## What you will do
Please update the items from the first line through the line with "data-point-aemn xyxy=(523,538,529,544)" by replacing "data-point" with "marker" and leaving everything else unchanged.

## Entries supplied
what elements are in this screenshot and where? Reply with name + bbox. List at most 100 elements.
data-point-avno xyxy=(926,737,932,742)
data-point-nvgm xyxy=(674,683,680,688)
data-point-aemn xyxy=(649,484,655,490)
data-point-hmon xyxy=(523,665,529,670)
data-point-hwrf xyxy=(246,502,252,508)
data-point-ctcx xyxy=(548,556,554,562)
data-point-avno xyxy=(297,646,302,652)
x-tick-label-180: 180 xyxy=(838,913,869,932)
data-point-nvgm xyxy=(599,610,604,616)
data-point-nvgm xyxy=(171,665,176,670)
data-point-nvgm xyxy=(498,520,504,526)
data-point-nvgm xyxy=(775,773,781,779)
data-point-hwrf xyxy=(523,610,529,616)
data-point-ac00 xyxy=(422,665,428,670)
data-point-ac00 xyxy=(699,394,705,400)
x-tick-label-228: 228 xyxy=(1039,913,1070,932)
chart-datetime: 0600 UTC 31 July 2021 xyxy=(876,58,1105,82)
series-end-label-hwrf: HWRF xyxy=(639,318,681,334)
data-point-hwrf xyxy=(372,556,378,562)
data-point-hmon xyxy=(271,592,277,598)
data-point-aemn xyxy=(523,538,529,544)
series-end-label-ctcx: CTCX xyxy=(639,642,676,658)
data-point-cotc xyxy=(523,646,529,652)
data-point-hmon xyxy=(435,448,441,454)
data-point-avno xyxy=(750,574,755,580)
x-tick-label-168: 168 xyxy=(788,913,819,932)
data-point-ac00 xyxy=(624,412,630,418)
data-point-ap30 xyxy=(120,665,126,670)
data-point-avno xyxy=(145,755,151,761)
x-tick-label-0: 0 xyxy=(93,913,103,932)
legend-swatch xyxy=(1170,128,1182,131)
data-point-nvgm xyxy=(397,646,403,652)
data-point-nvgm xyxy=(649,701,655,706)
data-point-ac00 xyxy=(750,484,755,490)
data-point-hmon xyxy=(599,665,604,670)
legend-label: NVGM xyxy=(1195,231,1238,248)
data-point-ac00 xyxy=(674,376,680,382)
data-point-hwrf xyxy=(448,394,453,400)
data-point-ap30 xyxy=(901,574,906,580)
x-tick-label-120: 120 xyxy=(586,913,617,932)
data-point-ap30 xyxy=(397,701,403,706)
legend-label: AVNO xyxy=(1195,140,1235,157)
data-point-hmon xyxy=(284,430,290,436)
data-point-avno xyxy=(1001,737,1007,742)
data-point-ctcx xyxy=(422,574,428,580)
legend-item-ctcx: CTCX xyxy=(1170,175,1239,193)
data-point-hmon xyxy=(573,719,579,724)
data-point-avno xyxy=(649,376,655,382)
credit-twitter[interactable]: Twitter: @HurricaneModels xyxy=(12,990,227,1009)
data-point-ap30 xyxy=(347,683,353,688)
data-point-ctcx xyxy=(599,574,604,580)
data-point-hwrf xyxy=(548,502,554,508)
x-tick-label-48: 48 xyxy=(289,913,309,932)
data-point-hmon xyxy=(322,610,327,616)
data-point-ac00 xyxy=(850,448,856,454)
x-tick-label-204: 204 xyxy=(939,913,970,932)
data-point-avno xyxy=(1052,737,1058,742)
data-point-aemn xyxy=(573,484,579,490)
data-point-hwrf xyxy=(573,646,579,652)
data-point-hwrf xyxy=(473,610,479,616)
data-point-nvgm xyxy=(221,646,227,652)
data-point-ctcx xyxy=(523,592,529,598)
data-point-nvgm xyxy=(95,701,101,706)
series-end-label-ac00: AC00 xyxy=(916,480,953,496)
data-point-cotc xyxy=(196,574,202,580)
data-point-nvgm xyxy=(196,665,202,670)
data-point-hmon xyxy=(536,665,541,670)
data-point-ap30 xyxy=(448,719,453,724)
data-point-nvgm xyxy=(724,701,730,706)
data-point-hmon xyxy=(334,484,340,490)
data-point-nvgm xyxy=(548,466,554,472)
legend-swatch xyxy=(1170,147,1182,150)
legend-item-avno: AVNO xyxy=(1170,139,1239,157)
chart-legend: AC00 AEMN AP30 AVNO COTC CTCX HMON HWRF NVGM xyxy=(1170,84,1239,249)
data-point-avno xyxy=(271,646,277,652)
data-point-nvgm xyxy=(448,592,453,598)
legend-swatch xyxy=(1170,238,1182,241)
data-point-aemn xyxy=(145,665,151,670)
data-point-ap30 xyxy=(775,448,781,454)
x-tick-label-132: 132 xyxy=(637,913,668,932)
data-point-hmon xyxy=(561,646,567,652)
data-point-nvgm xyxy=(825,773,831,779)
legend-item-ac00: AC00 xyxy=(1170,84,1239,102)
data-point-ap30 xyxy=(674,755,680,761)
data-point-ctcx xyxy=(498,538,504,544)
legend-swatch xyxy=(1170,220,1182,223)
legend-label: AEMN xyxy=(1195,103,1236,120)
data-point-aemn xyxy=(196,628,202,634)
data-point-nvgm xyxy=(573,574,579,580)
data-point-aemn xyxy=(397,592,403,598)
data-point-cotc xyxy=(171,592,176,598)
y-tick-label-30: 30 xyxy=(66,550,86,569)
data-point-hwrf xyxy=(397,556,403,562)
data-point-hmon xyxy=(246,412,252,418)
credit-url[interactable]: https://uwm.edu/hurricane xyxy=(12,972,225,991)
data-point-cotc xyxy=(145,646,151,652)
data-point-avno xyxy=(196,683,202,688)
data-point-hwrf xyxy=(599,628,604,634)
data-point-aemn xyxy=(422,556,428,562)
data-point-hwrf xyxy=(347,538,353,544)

## Task response
what elements are in this screenshot and where? Reply with name + bbox. List at most 100 elements.
marker-avno xyxy=(926,737,932,742)
marker-nvgm xyxy=(674,683,680,688)
marker-aemn xyxy=(649,484,655,490)
marker-hmon xyxy=(523,665,529,670)
marker-hwrf xyxy=(246,502,252,508)
marker-ctcx xyxy=(548,556,554,562)
marker-avno xyxy=(297,646,302,652)
x-tick-label-180: 180 xyxy=(838,913,869,932)
marker-nvgm xyxy=(599,610,604,616)
marker-nvgm xyxy=(171,665,176,670)
marker-nvgm xyxy=(498,520,504,526)
marker-nvgm xyxy=(775,773,781,779)
marker-hwrf xyxy=(523,610,529,616)
marker-ac00 xyxy=(422,665,428,670)
marker-ac00 xyxy=(699,394,705,400)
x-tick-label-228: 228 xyxy=(1039,913,1070,932)
chart-datetime: 0600 UTC 31 July 2021 xyxy=(876,58,1105,82)
series-end-label-hwrf: HWRF xyxy=(639,318,681,334)
marker-hwrf xyxy=(372,556,378,562)
marker-hmon xyxy=(271,592,277,598)
marker-aemn xyxy=(523,538,529,544)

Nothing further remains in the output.